DIRECTIVE =>
Gather up every line that includes the string "冷冻绵羊肉".

[Data entries]
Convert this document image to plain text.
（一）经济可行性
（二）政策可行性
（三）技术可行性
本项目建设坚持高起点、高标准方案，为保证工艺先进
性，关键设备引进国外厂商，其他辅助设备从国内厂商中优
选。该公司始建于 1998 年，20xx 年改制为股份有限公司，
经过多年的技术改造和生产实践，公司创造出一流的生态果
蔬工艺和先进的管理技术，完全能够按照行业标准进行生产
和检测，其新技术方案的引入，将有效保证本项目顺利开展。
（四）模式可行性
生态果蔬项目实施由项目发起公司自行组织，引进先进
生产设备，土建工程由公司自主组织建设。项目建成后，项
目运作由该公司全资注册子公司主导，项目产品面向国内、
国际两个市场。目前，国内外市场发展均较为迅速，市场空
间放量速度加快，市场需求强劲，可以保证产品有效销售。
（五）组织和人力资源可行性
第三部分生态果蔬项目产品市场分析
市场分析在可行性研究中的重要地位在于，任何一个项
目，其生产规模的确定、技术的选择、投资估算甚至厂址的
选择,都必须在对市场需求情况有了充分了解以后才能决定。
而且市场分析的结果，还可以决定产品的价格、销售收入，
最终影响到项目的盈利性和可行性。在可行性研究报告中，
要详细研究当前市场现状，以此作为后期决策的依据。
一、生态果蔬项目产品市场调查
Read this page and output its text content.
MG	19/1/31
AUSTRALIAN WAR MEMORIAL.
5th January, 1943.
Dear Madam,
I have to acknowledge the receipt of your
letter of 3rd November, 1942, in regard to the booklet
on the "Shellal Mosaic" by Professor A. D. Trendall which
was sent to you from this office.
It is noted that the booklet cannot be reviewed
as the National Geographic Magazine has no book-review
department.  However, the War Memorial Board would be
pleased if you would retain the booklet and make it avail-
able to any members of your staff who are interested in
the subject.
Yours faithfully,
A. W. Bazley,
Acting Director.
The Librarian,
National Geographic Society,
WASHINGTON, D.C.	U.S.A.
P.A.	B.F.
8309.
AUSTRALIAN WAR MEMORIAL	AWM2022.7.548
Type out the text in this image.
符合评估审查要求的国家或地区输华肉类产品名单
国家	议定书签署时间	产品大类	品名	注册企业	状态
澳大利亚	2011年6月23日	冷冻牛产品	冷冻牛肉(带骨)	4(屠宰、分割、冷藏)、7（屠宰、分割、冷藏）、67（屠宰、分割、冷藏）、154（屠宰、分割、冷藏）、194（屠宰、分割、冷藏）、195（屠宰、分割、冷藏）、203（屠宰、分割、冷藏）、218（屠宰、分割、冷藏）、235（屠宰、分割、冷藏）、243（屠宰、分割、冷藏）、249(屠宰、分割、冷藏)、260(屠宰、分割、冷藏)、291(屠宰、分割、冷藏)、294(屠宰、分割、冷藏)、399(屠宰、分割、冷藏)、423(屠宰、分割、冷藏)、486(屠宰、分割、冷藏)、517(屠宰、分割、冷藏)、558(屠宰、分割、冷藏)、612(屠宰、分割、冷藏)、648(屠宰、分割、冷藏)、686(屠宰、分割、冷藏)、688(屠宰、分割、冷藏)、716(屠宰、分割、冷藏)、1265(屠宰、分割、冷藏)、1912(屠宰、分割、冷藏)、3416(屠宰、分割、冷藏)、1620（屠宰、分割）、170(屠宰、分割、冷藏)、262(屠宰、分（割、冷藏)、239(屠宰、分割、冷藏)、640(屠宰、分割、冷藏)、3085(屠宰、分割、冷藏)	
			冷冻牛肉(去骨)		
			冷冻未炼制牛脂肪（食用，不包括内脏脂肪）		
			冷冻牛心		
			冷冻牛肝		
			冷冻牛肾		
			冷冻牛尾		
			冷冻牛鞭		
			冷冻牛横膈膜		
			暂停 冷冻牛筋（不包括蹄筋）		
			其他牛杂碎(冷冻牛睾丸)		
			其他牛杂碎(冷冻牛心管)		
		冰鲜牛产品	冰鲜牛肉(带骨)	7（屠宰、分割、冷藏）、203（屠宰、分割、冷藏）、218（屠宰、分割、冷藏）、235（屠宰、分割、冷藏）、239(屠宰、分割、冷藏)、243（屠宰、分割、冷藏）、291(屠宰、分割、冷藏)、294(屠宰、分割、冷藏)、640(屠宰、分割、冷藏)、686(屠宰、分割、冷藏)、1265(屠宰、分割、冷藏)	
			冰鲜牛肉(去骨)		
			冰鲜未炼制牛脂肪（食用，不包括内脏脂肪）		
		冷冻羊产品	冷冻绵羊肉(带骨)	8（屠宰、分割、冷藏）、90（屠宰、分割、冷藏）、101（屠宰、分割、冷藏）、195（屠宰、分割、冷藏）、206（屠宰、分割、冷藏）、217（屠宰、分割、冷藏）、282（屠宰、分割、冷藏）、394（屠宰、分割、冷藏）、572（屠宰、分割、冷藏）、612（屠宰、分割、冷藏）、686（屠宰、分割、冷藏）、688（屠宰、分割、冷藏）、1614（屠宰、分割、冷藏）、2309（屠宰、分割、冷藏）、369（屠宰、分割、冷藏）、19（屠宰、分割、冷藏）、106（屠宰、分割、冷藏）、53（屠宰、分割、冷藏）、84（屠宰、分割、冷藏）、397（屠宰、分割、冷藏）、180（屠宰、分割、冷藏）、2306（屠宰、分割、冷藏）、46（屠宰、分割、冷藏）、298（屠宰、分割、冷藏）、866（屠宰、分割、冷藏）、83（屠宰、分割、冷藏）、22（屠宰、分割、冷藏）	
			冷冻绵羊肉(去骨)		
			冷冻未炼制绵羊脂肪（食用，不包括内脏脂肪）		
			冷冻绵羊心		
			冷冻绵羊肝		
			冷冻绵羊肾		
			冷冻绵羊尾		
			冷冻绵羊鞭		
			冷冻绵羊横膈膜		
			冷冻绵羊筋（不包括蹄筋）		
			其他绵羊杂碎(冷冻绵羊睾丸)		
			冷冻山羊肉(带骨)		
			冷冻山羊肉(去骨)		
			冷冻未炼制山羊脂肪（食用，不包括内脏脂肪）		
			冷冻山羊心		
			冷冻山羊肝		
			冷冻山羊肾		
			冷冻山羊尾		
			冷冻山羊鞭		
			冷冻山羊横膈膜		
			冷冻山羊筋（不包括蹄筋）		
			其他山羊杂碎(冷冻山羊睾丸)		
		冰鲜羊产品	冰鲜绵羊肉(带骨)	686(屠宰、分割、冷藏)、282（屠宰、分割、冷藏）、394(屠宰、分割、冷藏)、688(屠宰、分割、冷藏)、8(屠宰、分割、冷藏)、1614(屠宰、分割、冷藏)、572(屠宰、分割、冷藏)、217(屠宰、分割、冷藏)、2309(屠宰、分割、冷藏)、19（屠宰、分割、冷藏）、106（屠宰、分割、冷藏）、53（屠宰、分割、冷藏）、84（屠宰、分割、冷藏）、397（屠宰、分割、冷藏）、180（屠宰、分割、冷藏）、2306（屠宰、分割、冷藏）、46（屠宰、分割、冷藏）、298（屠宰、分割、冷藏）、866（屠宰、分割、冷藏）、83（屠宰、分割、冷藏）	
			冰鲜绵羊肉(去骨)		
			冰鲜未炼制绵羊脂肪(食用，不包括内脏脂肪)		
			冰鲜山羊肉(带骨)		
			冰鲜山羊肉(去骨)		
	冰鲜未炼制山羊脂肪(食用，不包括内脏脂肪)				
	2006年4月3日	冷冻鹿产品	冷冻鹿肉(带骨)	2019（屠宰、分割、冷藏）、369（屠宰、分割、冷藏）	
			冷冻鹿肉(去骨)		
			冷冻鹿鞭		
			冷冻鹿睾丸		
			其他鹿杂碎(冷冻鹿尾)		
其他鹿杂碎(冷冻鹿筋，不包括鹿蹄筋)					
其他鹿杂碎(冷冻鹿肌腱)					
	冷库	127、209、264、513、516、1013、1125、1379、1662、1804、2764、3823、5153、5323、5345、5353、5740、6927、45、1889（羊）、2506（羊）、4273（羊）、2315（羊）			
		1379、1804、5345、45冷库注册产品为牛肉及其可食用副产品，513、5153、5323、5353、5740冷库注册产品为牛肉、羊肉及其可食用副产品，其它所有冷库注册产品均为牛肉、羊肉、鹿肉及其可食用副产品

RESULT OF THE TASK =>
		冷冻羊产品	冷冻绵羊肉(带骨)	8（屠宰、分割、冷藏）、90（屠宰、分割、冷藏）、101（屠宰、分割、冷藏）、195（屠宰、分割、冷藏）、206（屠宰、分割、冷藏）、217（屠宰、分割、冷藏）、282（屠宰、分割、冷藏）、394（屠宰、分割、冷藏）、572（屠宰、分割、冷藏）、612（屠宰、分割、冷藏）、686（屠宰、分割、冷藏）、688（屠宰、分割、冷藏）、1614（屠宰、分割、冷藏）、2309（屠宰、分割、冷藏）、369（屠宰、分割、冷藏）、19（屠宰、分割、冷藏）、106（屠宰、分割、冷藏）、53（屠宰、分割、冷藏）、84（屠宰、分割、冷藏）、397（屠宰、分割、冷藏）、180（屠宰、分割、冷藏）、2306（屠宰、分割、冷藏）、46（屠宰、分割、冷藏）、298（屠宰、分割、冷藏）、866（屠宰、分割、冷藏）、83（屠宰、分割、冷藏）、22（屠宰、分割、冷藏）	
			冷冻绵羊肉(去骨)		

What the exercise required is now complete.